BEGIN The records

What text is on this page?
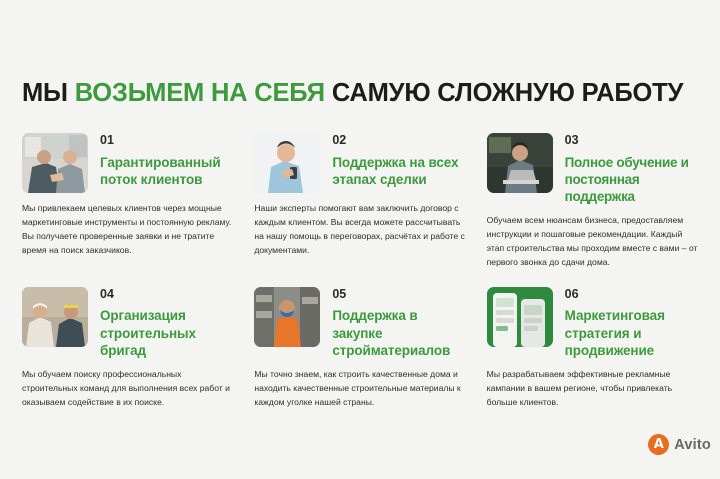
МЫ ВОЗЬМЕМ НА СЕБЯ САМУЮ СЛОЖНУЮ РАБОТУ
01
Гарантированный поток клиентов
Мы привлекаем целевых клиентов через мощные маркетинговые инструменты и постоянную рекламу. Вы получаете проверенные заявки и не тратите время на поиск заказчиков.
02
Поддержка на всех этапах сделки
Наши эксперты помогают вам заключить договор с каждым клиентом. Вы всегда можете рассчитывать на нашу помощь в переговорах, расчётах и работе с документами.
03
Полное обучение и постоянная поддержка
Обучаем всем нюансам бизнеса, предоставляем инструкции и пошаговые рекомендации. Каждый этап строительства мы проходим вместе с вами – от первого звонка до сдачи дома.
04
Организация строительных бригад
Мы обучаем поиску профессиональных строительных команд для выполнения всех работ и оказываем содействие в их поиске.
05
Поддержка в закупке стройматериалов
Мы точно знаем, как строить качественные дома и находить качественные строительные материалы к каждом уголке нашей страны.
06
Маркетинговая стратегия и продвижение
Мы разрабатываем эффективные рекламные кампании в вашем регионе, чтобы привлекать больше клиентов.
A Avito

END The records

→ Goal
Exclude the pictures and transcribe all of the entries exactly.

→ Reply
What text is on this page?
МЫ ВОЗЬМЕМ НА СЕБЯ САМУЮ СЛОЖНУЮ РАБОТУ
01
Гарантированный поток клиентов
Мы привлекаем целевых клиентов через мощные маркетинговые инструменты и постоянную рекламу. Вы получаете проверенные заявки и не тратите время на поиск заказчиков.
02
Поддержка на всех этапах сделки
Наши эксперты помогают вам заключить договор с каждым клиентом. Вы всегда можете рассчитывать на нашу помощь в переговорах, расчётах и работе с документами.
03
Полное обучение и постоянная поддержка
Обучаем всем нюансам бизнеса, предоставляем инструкции и пошаговые рекомендации. Каждый этап строительства мы проходим вместе с вами – от первого звонка до сдачи дома.
04
Организация строительных бригад
Мы обучаем поиску профессиональных строительных команд для выполнения всех работ и оказываем содействие в их поиске.
05
Поддержка в закупке стройматериалов
Мы точно знаем, как строить качественные дома и находить качественные строительные материалы к каждом уголке нашей страны.
06
Маркетинговая стратегия и продвижение
Мы разрабатываем эффективные рекламные кампании в вашем регионе, чтобы привлекать больше клиентов.
A Avito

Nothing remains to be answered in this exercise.